What you are asked to do -
Word for word, quote all of the material, omitting the pictures.

Task inputs -
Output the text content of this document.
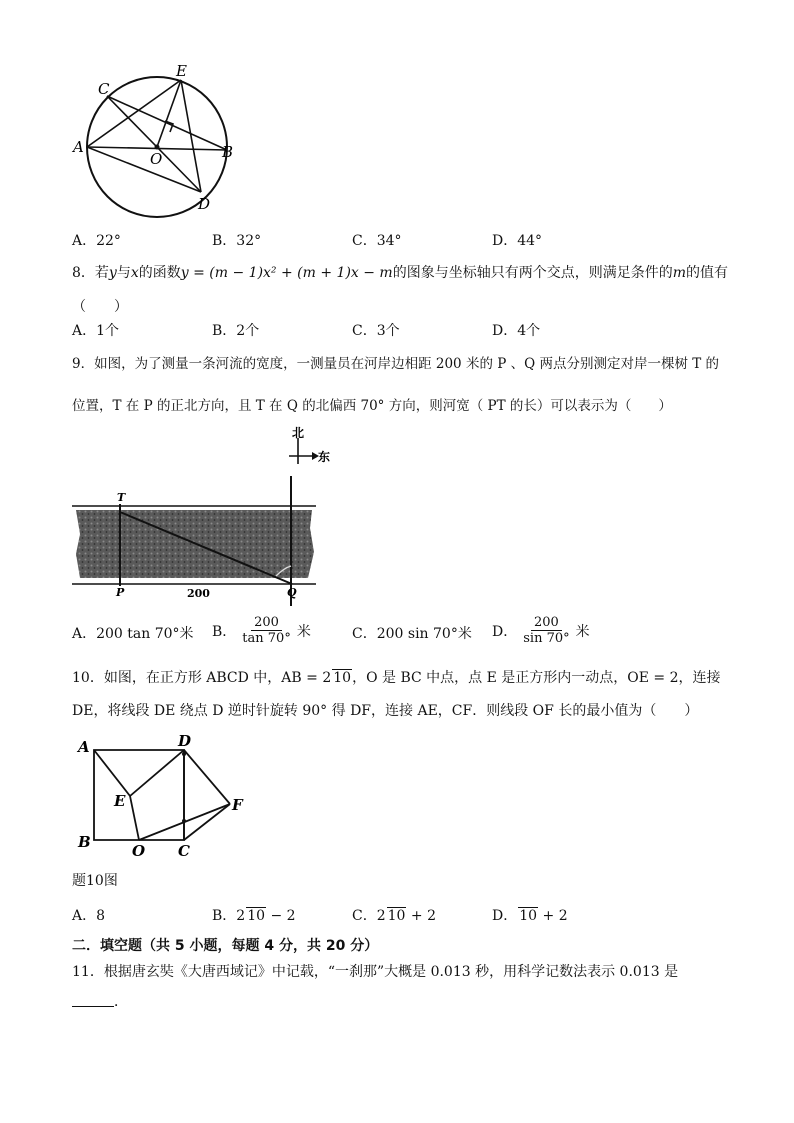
C
E
A
O	B
D
A．22°	B．32°	C．34°	D．44°
8．若y与x的函数y = (m − 1)x² + (m + 1)x − m的图象与坐标轴只有两个交点，则满足条件的m的值有
（　　）
A．1个	B．2个	C．3个	D．4个
9．如图，为了测量一条河流的宽度，一测量员在河岸边相距 200 米的 P 、Q 两点分别测定对岸一棵树 T 的
位置，T 在 P 的正北方向，且 T 在 Q 的北偏西 70° 方向，则河宽（ PT 的长）可以表示为（　　）
北
东
T
P	200	Q
A．200 tan 70°米 B． $\frac{200}{\tan 70^\circ}$ 米	C．200 sin 70°米 D． $\frac{200}{\sin 70^\circ}$ 米
10．如图，在正方形 ABCD 中，AB = 2 10，O 是 BC 中点，点 E 是正方形内一动点，OE = 2，连接
DE，将线段 DE 绕点 D 逆时针旋转 90° 得 DF，连接 AE，CF．则线段 OF 长的最小值为（　　）
A	D
E	F
B	O C
题10图
A．8	B．2 10 − 2	C．2 10 + 2	D． 10 + 2
二．填空题（共 5 小题，每题 4 分，共 20 分）
11．根据唐玄奘《大唐西域记》中记载，“一刹那”大概是 0.013 秒，用科学记数法表示 0.013 是
．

Answer for the task -
Output the text content of this document.
C
E
A
O	B
D
A．22°	B．32°	C．34°	D．44°
8．若y与x的函数y = (m − 1)x² + (m + 1)x − m的图象与坐标轴只有两个交点，则满足条件的m的值有
（　　）
A．1个	B．2个	C．3个	D．4个
9．如图，为了测量一条河流的宽度，一测量员在河岸边相距 200 米的 P 、Q 两点分别测定对岸一棵树 T 的
位置，T 在 P 的正北方向，且 T 在 Q 的北偏西 70° 方向，则河宽（ PT 的长）可以表示为（　　）
北
东
T
P	200	Q
A．200 tan 70°米 B． $\frac{200}{\tan 70^\circ}$ 米	C．200 sin 70°米 D． $\frac{200}{\sin 70^\circ}$ 米
10．如图，在正方形 ABCD 中，AB = 2 10，O 是 BC 中点，点 E 是正方形内一动点，OE = 2，连接
DE，将线段 DE 绕点 D 逆时针旋转 90° 得 DF，连接 AE，CF．则线段 OF 长的最小值为（　　）
A	D
E	F
B	O C
题10图
A．8	B．2 10 − 2	C．2 10 + 2	D． 10 + 2
二．填空题（共 5 小题，每题 4 分，共 20 分）
11．根据唐玄奘《大唐西域记》中记载，“一刹那”大概是 0.013 秒，用科学记数法表示 0.013 是
．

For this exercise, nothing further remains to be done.